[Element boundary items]
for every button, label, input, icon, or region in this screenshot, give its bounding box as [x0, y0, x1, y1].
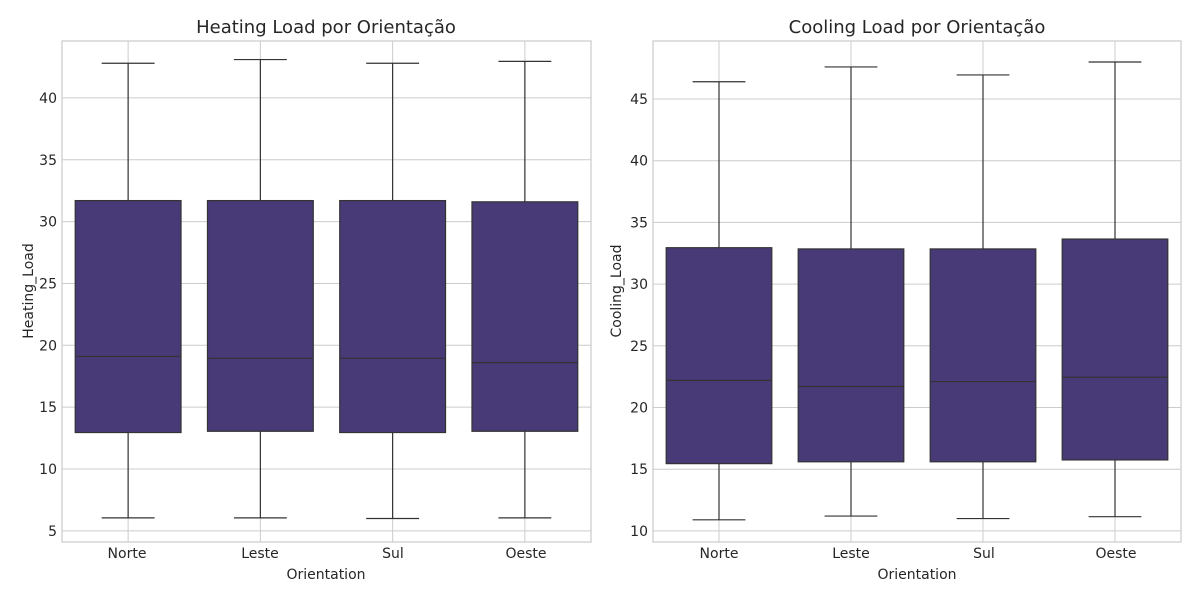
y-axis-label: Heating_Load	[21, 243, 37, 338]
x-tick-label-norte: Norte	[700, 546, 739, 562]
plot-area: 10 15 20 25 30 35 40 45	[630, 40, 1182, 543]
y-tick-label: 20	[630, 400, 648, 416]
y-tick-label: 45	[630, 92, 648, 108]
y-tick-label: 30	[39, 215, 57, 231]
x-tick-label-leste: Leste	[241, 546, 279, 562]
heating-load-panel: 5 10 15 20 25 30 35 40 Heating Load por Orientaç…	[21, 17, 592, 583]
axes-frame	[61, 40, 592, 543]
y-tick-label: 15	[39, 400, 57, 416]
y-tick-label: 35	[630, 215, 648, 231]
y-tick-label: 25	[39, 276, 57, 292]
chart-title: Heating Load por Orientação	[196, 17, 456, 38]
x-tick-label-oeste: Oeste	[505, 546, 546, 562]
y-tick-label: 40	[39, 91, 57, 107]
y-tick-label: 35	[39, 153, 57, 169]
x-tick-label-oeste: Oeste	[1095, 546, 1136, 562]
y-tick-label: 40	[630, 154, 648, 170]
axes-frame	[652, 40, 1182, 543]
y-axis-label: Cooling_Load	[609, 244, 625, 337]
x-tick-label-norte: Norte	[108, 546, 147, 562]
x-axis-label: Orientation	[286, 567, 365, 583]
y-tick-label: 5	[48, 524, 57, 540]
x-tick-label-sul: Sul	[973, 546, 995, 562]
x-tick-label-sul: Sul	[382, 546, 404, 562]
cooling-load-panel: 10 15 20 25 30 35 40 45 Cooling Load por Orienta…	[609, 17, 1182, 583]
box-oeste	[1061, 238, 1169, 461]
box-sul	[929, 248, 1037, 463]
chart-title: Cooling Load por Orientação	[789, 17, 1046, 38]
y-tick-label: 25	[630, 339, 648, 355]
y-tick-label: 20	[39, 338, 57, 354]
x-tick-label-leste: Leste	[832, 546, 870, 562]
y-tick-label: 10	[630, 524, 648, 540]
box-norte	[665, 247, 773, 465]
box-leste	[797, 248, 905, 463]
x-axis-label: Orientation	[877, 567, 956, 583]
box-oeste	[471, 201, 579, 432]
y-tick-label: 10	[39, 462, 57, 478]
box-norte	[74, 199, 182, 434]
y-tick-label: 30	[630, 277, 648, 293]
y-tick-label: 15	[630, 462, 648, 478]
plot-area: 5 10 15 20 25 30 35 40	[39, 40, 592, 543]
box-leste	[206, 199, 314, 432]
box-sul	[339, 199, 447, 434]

■ Task objective: Reproduce every line of the items above verbatim, omitting the pictures.

■ Result for this task:
for every button, label, input, icon, or region in this screenshot, give its bounding box as [x0, y0, x1, y1].
y-axis-label: Heating_Load	[21, 243, 37, 338]
x-tick-label-norte: Norte	[700, 546, 739, 562]
plot-area: 10 15 20 25 30 35 40 45	[630, 40, 1182, 543]
y-tick-label: 20	[630, 400, 648, 416]
y-tick-label: 45	[630, 92, 648, 108]
y-tick-label: 30	[39, 215, 57, 231]
x-tick-label-leste: Leste	[241, 546, 279, 562]
heating-load-panel: 5 10 15 20 25 30 35 40 Heating Load por Orientaç…	[21, 17, 592, 583]
axes-frame	[61, 40, 592, 543]
y-tick-label: 15	[39, 400, 57, 416]
y-tick-label: 35	[630, 215, 648, 231]
y-tick-label: 25	[39, 276, 57, 292]
chart-title: Heating Load por Orientação	[196, 17, 456, 38]
x-tick-label-oeste: Oeste	[505, 546, 546, 562]
y-tick-label: 40	[39, 91, 57, 107]
y-tick-label: 35	[39, 153, 57, 169]
x-tick-label-oeste: Oeste	[1095, 546, 1136, 562]
y-tick-label: 40	[630, 154, 648, 170]
axes-frame	[652, 40, 1182, 543]
y-axis-label: Cooling_Load	[609, 244, 625, 337]
x-tick-label-norte: Norte	[108, 546, 147, 562]
x-axis-label: Orientation	[286, 567, 365, 583]
y-tick-label: 5	[48, 524, 57, 540]
x-tick-label-sul: Sul	[973, 546, 995, 562]
x-tick-label-sul: Sul	[382, 546, 404, 562]
cooling-load-panel: 10 15 20 25 30 35 40 45 Cooling Load por Orienta…	[609, 17, 1182, 583]
box-oeste	[1061, 238, 1169, 461]
box-sul	[929, 248, 1037, 463]
chart-title: Cooling Load por Orientação	[789, 17, 1046, 38]
y-tick-label: 25	[630, 339, 648, 355]
y-tick-label: 20	[39, 338, 57, 354]
x-tick-label-leste: Leste	[832, 546, 870, 562]
y-tick-label: 10	[630, 524, 648, 540]
box-norte	[665, 247, 773, 465]
box-leste	[797, 248, 905, 463]
x-axis-label: Orientation	[877, 567, 956, 583]
box-oeste	[471, 201, 579, 432]
y-tick-label: 10	[39, 462, 57, 478]
box-norte	[74, 199, 182, 434]
y-tick-label: 30	[630, 277, 648, 293]
y-tick-label: 15	[630, 462, 648, 478]
plot-area: 5 10 15 20 25 30 35 40	[39, 40, 592, 543]
box-leste	[206, 199, 314, 432]
box-sul	[339, 199, 447, 434]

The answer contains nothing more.